Figure content listings
________________________

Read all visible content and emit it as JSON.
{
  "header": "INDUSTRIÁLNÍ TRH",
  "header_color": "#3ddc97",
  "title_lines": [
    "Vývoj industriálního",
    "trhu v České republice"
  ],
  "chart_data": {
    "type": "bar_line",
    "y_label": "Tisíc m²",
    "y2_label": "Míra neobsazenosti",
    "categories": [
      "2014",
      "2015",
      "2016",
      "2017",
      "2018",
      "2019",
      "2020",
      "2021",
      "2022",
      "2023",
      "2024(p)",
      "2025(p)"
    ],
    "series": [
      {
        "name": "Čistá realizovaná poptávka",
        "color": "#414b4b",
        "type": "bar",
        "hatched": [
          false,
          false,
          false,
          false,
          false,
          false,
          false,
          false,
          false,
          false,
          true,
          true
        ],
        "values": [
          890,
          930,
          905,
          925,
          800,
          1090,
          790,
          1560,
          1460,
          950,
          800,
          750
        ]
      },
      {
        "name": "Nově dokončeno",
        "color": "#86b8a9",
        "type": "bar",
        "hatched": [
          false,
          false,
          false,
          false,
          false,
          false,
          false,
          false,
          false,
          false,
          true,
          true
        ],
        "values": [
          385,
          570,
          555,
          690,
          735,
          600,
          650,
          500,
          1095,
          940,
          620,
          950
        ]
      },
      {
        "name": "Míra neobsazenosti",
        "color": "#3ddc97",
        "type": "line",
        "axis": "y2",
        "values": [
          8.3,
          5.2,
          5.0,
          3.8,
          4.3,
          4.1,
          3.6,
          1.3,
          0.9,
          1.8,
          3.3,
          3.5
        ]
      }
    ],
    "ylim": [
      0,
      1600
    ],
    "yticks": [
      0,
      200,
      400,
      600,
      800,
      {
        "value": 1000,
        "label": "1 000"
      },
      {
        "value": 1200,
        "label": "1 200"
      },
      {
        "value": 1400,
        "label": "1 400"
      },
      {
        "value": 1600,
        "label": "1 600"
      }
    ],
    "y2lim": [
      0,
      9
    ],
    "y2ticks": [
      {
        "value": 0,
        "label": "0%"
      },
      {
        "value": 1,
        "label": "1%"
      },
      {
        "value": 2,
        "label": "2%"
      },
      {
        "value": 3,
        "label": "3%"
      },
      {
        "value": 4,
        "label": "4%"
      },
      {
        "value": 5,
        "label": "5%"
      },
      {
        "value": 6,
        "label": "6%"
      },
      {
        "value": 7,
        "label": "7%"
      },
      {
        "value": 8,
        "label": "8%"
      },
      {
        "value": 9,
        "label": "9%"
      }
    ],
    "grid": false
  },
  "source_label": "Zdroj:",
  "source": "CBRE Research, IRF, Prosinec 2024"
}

________________________

**To be done**
Copy every line of the material, please, keeping it exactly the same.

**Correct answer**
Read all visible content and emit it as JSON.
{
  "header": "INDUSTRIÁLNÍ TRH",
  "header_color": "#3ddc97",
  "title_lines": [
    "Vývoj industriálního",
    "trhu v České republice"
  ],
  "chart_data": {
    "type": "bar_line",
    "y_label": "Tisíc m²",
    "y2_label": "Míra neobsazenosti",
    "categories": [
      "2014",
      "2015",
      "2016",
      "2017",
      "2018",
      "2019",
      "2020",
      "2021",
      "2022",
      "2023",
      "2024(p)",
      "2025(p)"
    ],
    "series": [
      {
        "name": "Čistá realizovaná poptávka",
        "color": "#414b4b",
        "type": "bar",
        "hatched": [
          false,
          false,
          false,
          false,
          false,
          false,
          false,
          false,
          false,
          false,
          true,
          true
        ],
        "values": [
          890,
          930,
          905,
          925,
          800,
          1090,
          790,
          1560,
          1460,
          950,
          800,
          750
        ]
      },
      {
        "name": "Nově dokončeno",
        "color": "#86b8a9",
        "type": "bar",
        "hatched": [
          false,
          false,
          false,
          false,
          false,
          false,
          false,
          false,
          false,
          false,
          true,
          true
        ],
        "values": [
          385,
          570,
          555,
          690,
          735,
          600,
          650,
          500,
          1095,
          940,
          620,
          950
        ]
      },
      {
        "name": "Míra neobsazenosti",
        "color": "#3ddc97",
        "type": "line",
        "axis": "y2",
        "values": [
          8.3,
          5.2,
          5.0,
          3.8,
          4.3,
          4.1,
          3.6,
          1.3,
          0.9,
          1.8,
          3.3,
          3.5
        ]
      }
    ],
    "ylim": [
      0,
      1600
    ],
    "yticks": [
      0,
      200,
      400,
      600,
      800,
      {
        "value": 1000,
        "label": "1 000"
      },
      {
        "value": 1200,
        "label": "1 200"
      },
      {
        "value": 1400,
        "label": "1 400"
      },
      {
        "value": 1600,
        "label": "1 600"
      }
    ],
    "y2lim": [
      0,
      9
    ],
    "y2ticks": [
      {
        "value": 0,
        "label": "0%"
      },
      {
        "value": 1,
        "label": "1%"
      },
      {
        "value": 2,
        "label": "2%"
      },
      {
        "value": 3,
        "label": "3%"
      },
      {
        "value": 4,
        "label": "4%"
      },
      {
        "value": 5,
        "label": "5%"
      },
      {
        "value": 6,
        "label": "6%"
      },
      {
        "value": 7,
        "label": "7%"
      },
      {
        "value": 8,
        "label": "8%"
      },
      {
        "value": 9,
        "label": "9%"
      }
    ],
    "grid": false
  },
  "source_label": "Zdroj:",
  "source": "CBRE Research, IRF, Prosinec 2024"
}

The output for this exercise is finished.